Exactly as they appear, output all of the records. Skip any images.

-=-=-=-=-

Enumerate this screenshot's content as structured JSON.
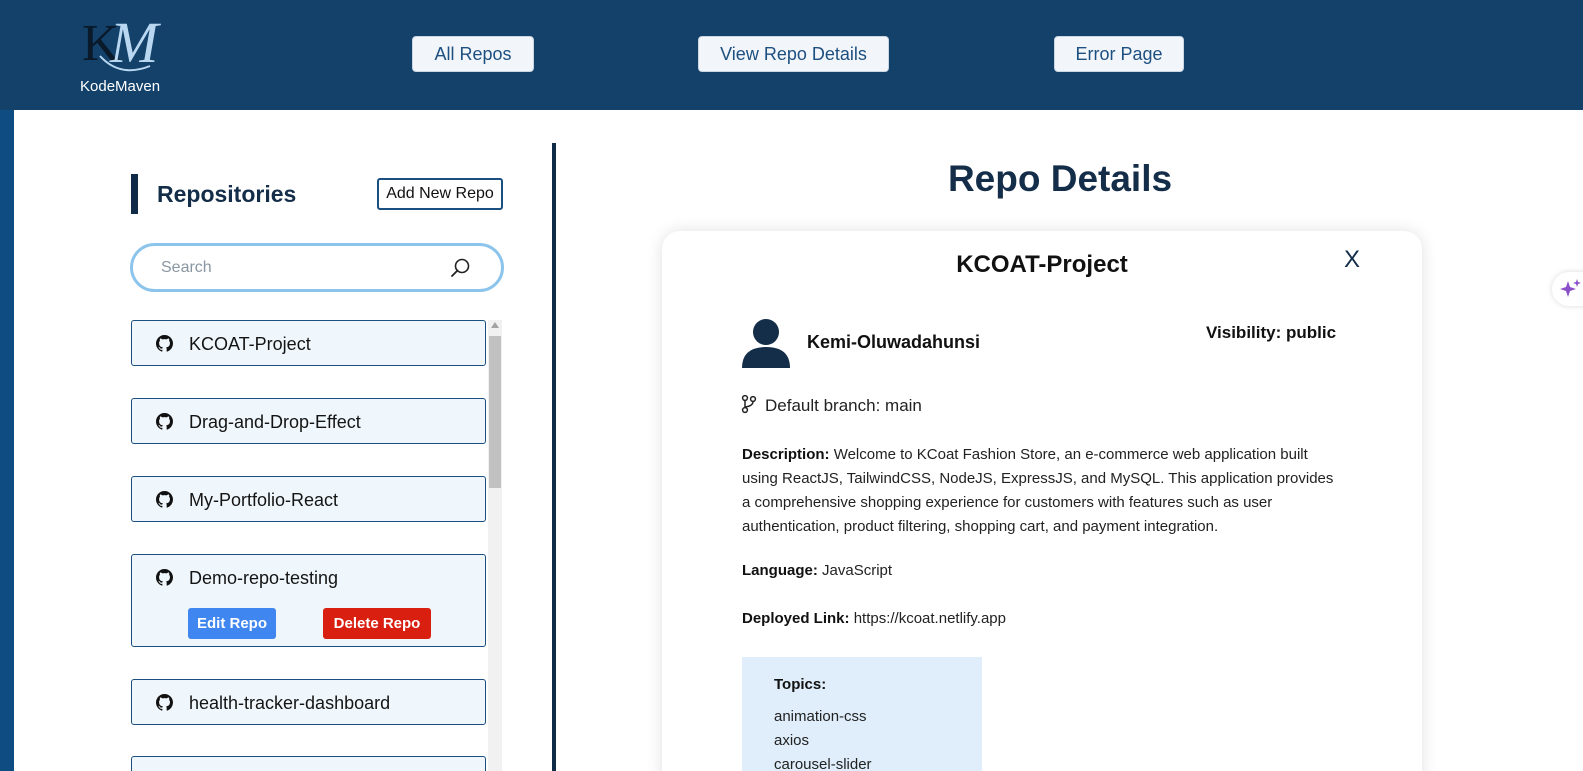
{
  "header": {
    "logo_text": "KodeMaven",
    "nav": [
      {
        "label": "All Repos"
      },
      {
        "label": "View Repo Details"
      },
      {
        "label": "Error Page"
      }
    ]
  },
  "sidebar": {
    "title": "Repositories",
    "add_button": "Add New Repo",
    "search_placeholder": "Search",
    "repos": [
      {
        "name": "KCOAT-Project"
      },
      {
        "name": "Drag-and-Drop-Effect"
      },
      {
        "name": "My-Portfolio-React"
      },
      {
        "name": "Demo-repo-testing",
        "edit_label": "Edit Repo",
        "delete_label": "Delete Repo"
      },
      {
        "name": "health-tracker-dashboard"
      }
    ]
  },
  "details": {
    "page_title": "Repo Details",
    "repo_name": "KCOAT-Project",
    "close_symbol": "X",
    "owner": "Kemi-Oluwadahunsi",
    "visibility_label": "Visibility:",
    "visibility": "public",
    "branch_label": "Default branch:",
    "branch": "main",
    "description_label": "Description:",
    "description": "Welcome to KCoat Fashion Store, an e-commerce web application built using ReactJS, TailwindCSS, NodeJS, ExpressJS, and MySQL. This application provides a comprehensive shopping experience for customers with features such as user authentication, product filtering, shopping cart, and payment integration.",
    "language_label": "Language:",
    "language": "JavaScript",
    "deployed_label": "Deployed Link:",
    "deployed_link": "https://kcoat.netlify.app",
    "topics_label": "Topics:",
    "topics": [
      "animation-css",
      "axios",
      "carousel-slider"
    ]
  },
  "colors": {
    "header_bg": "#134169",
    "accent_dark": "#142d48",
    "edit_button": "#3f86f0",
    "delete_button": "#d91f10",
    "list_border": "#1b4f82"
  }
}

-=-=-=-=-

* _Response below_
Enumerate this screenshot's content as structured JSON.
{
  "header": {
    "logo_text": "KodeMaven",
    "nav": [
      {
        "label": "All Repos"
      },
      {
        "label": "View Repo Details"
      },
      {
        "label": "Error Page"
      }
    ]
  },
  "sidebar": {
    "title": "Repositories",
    "add_button": "Add New Repo",
    "search_placeholder": "Search",
    "repos": [
      {
        "name": "KCOAT-Project"
      },
      {
        "name": "Drag-and-Drop-Effect"
      },
      {
        "name": "My-Portfolio-React"
      },
      {
        "name": "Demo-repo-testing",
        "edit_label": "Edit Repo",
        "delete_label": "Delete Repo"
      },
      {
        "name": "health-tracker-dashboard"
      }
    ]
  },
  "details": {
    "page_title": "Repo Details",
    "repo_name": "KCOAT-Project",
    "close_symbol": "X",
    "owner": "Kemi-Oluwadahunsi",
    "visibility_label": "Visibility:",
    "visibility": "public",
    "branch_label": "Default branch:",
    "branch": "main",
    "description_label": "Description:",
    "description": "Welcome to KCoat Fashion Store, an e-commerce web application built using ReactJS, TailwindCSS, NodeJS, ExpressJS, and MySQL. This application provides a comprehensive shopping experience for customers with features such as user authentication, product filtering, shopping cart, and payment integration.",
    "language_label": "Language:",
    "language": "JavaScript",
    "deployed_label": "Deployed Link:",
    "deployed_link": "https://kcoat.netlify.app",
    "topics_label": "Topics:",
    "topics": [
      "animation-css",
      "axios",
      "carousel-slider"
    ]
  },
  "colors": {
    "header_bg": "#134169",
    "accent_dark": "#142d48",
    "edit_button": "#3f86f0",
    "delete_button": "#d91f10",
    "list_border": "#1b4f82"
  }
}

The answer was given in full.